SHORT PROBLEM ::
Below are the records; collect from them each line containing the string "Lars".

--

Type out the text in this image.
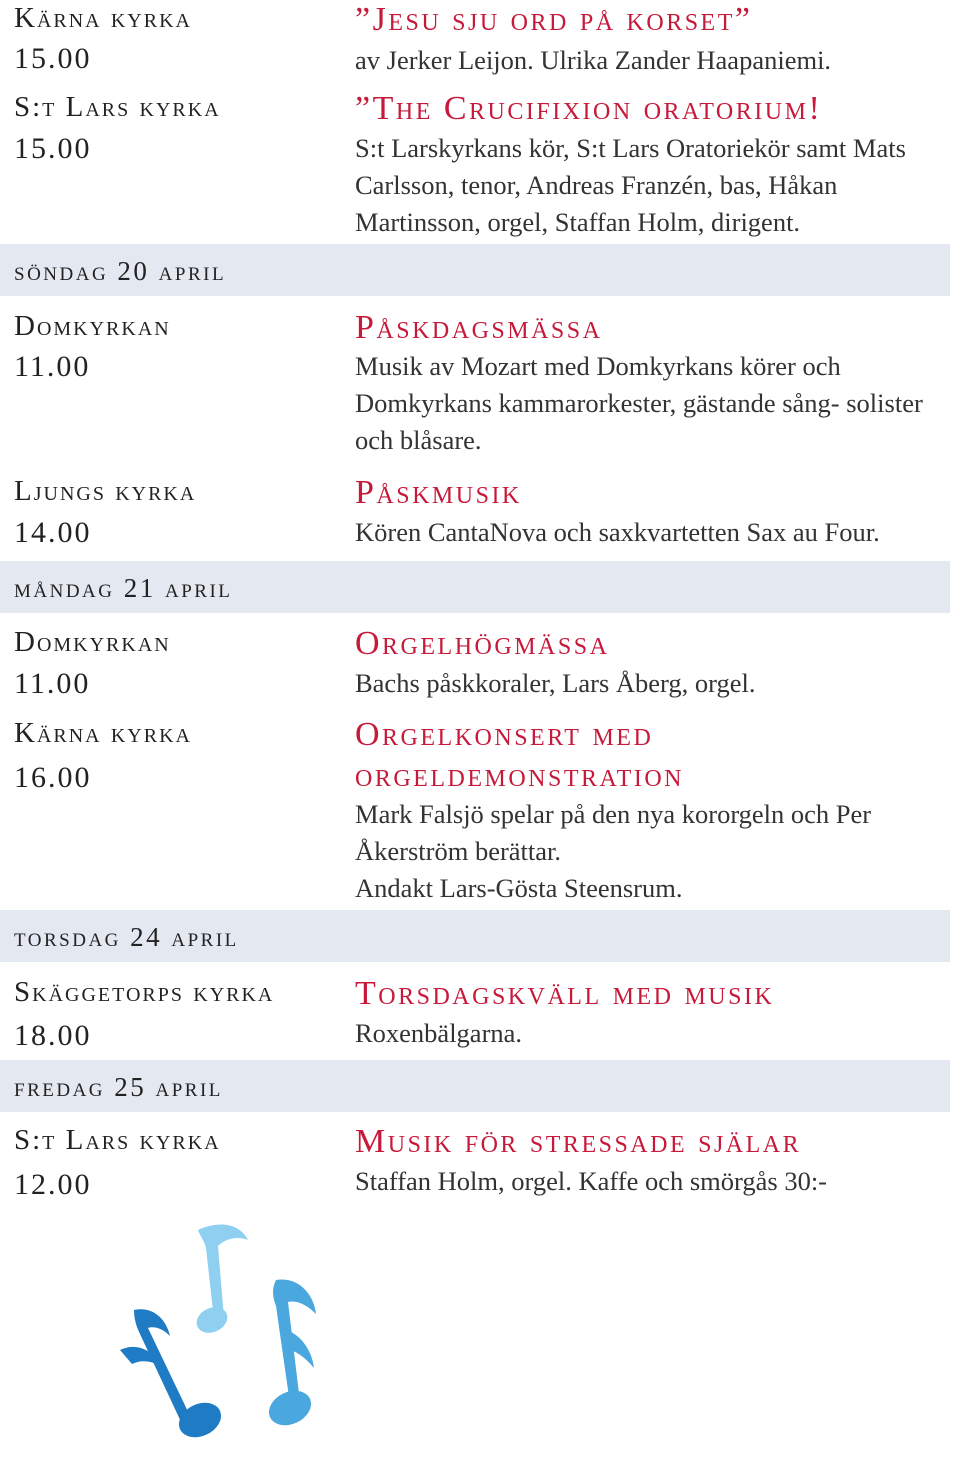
Kärna kyrka
15.00
S:t Lars kyrka
15.00
”Jesu sju ord på korset”
av Jerker Leijon. Ulrika Zander Haapaniemi.
”The Crucifixion oratorium!
S:t Larskyrkans kör, S:t Lars Oratoriekör samt Mats Carlsson, tenor, Andreas Franzén, bas, Håkan Martinsson, orgel, Staffan Holm, dirigent.
söndag 20 april
Domkyrkan
11.00
Påskdagsmässa
Musik av Mozart med Domkyrkans körer och Domkyrkans kammarorkester, gästande sång- solister och blåsare.
Ljungs kyrka
14.00
Påskmusik
Kören CantaNova och saxkvartetten Sax au Four.
måndag 21 april
Domkyrkan
11.00
Orgelhögmässa
Bachs påskkoraler, Lars Åberg, orgel.
Kärna kyrka
16.00
Orgelkonsert med
orgeldemonstration
Mark Falsjö spelar på den nya kororgeln och Per Åkerström berättar.
Andakt Lars-Gösta Steensrum.
torsdag 24 april
Skäggetorps kyrka
18.00
Torsdagskväll med musik
Roxenbälgarna.
fredag 25 april
S:t Lars kyrka
12.00
Musik för stressade själar
Staffan Holm, orgel. Kaffe och smörgås 30:-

--

ANSWER ::
S:t Lars kyrka
S:t Larskyrkans kör, S:t Lars Oratoriekör samt Mats Carlsson, tenor, Andreas Franzén, bas, Håkan Martinsson, orgel, Staffan Holm, dirigent.
Bachs påskkoraler, Lars Åberg, orgel.
Andakt Lars-Gösta Steensrum.
S:t Lars kyrka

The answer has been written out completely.